**PROVIDED INFORMATION**.
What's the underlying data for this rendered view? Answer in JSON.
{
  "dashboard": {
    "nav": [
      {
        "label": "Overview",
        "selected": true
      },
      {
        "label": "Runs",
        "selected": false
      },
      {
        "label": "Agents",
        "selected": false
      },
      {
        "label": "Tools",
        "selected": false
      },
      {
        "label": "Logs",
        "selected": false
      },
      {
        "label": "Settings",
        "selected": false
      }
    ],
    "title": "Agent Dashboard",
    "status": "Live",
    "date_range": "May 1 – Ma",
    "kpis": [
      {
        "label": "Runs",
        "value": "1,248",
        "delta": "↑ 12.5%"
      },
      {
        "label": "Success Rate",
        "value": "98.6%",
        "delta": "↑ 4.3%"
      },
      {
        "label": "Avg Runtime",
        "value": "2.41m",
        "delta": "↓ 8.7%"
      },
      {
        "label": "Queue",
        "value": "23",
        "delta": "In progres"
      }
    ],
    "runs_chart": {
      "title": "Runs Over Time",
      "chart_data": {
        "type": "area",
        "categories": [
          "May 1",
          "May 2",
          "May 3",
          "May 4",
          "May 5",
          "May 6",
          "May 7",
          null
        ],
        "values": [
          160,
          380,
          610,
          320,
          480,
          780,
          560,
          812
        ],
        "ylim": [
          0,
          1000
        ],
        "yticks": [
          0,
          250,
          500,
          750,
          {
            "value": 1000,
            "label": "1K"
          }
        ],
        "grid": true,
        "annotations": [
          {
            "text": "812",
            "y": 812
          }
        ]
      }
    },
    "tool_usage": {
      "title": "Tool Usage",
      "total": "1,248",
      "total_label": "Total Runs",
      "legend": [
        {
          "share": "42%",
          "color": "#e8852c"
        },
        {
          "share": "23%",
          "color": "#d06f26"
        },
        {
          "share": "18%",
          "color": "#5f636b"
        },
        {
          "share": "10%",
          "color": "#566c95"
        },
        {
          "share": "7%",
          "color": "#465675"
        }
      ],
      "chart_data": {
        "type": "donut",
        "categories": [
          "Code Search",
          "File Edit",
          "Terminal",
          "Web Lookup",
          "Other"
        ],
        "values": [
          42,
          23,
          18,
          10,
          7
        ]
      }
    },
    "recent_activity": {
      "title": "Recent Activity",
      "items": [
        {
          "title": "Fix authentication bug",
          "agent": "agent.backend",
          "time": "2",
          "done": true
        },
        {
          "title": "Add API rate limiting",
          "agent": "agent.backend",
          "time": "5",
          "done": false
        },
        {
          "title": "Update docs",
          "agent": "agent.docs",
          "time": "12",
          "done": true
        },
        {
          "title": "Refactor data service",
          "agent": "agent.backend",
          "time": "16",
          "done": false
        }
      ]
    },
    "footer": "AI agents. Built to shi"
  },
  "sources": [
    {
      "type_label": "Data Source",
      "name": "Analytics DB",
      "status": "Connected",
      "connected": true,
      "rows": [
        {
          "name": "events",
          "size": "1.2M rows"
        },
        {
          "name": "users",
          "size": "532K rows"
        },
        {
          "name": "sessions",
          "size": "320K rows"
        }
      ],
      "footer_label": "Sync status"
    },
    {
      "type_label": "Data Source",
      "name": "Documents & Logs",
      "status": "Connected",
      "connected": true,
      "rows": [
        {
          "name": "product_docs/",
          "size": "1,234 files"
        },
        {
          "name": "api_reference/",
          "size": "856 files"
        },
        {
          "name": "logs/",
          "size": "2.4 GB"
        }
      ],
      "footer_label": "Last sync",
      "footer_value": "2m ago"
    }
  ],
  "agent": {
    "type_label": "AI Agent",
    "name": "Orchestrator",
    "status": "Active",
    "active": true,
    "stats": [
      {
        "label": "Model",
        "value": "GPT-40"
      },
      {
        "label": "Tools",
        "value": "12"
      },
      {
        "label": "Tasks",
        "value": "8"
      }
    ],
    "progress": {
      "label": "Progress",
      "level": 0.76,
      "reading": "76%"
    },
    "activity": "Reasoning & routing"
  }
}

**DIRECTION**.
Give all of the entries again, word for word.

**FINISHED ANSWER**.
What's the underlying data for this rendered view? Answer in JSON.
{
  "dashboard": {
    "nav": [
      {
        "label": "Overview",
        "selected": true
      },
      {
        "label": "Runs",
        "selected": false
      },
      {
        "label": "Agents",
        "selected": false
      },
      {
        "label": "Tools",
        "selected": false
      },
      {
        "label": "Logs",
        "selected": false
      },
      {
        "label": "Settings",
        "selected": false
      }
    ],
    "title": "Agent Dashboard",
    "status": "Live",
    "date_range": "May 1 – Ma",
    "kpis": [
      {
        "label": "Runs",
        "value": "1,248",
        "delta": "↑ 12.5%"
      },
      {
        "label": "Success Rate",
        "value": "98.6%",
        "delta": "↑ 4.3%"
      },
      {
        "label": "Avg Runtime",
        "value": "2.41m",
        "delta": "↓ 8.7%"
      },
      {
        "label": "Queue",
        "value": "23",
        "delta": "In progres"
      }
    ],
    "runs_chart": {
      "title": "Runs Over Time",
      "chart_data": {
        "type": "area",
        "categories": [
          "May 1",
          "May 2",
          "May 3",
          "May 4",
          "May 5",
          "May 6",
          "May 7",
          null
        ],
        "values": [
          160,
          380,
          610,
          320,
          480,
          780,
          560,
          812
        ],
        "ylim": [
          0,
          1000
        ],
        "yticks": [
          0,
          250,
          500,
          750,
          {
            "value": 1000,
            "label": "1K"
          }
        ],
        "grid": true,
        "annotations": [
          {
            "text": "812",
            "y": 812
          }
        ]
      }
    },
    "tool_usage": {
      "title": "Tool Usage",
      "total": "1,248",
      "total_label": "Total Runs",
      "legend": [
        {
          "share": "42%",
          "color": "#e8852c"
        },
        {
          "share": "23%",
          "color": "#d06f26"
        },
        {
          "share": "18%",
          "color": "#5f636b"
        },
        {
          "share": "10%",
          "color": "#566c95"
        },
        {
          "share": "7%",
          "color": "#465675"
        }
      ],
      "chart_data": {
        "type": "donut",
        "categories": [
          "Code Search",
          "File Edit",
          "Terminal",
          "Web Lookup",
          "Other"
        ],
        "values": [
          42,
          23,
          18,
          10,
          7
        ]
      }
    },
    "recent_activity": {
      "title": "Recent Activity",
      "items": [
        {
          "title": "Fix authentication bug",
          "agent": "agent.backend",
          "time": "2",
          "done": true
        },
        {
          "title": "Add API rate limiting",
          "agent": "agent.backend",
          "time": "5",
          "done": false
        },
        {
          "title": "Update docs",
          "agent": "agent.docs",
          "time": "12",
          "done": true
        },
        {
          "title": "Refactor data service",
          "agent": "agent.backend",
          "time": "16",
          "done": false
        }
      ]
    },
    "footer": "AI agents. Built to shi"
  },
  "sources": [
    {
      "type_label": "Data Source",
      "name": "Analytics DB",
      "status": "Connected",
      "connected": true,
      "rows": [
        {
          "name": "events",
          "size": "1.2M rows"
        },
        {
          "name": "users",
          "size": "532K rows"
        },
        {
          "name": "sessions",
          "size": "320K rows"
        }
      ],
      "footer_label": "Sync status"
    },
    {
      "type_label": "Data Source",
      "name": "Documents & Logs",
      "status": "Connected",
      "connected": true,
      "rows": [
        {
          "name": "product_docs/",
          "size": "1,234 files"
        },
        {
          "name": "api_reference/",
          "size": "856 files"
        },
        {
          "name": "logs/",
          "size": "2.4 GB"
        }
      ],
      "footer_label": "Last sync",
      "footer_value": "2m ago"
    }
  ],
  "agent": {
    "type_label": "AI Agent",
    "name": "Orchestrator",
    "status": "Active",
    "active": true,
    "stats": [
      {
        "label": "Model",
        "value": "GPT-40"
      },
      {
        "label": "Tools",
        "value": "12"
      },
      {
        "label": "Tasks",
        "value": "8"
      }
    ],
    "progress": {
      "label": "Progress",
      "level": 0.76,
      "reading": "76%"
    },
    "activity": "Reasoning & routing"
  }
}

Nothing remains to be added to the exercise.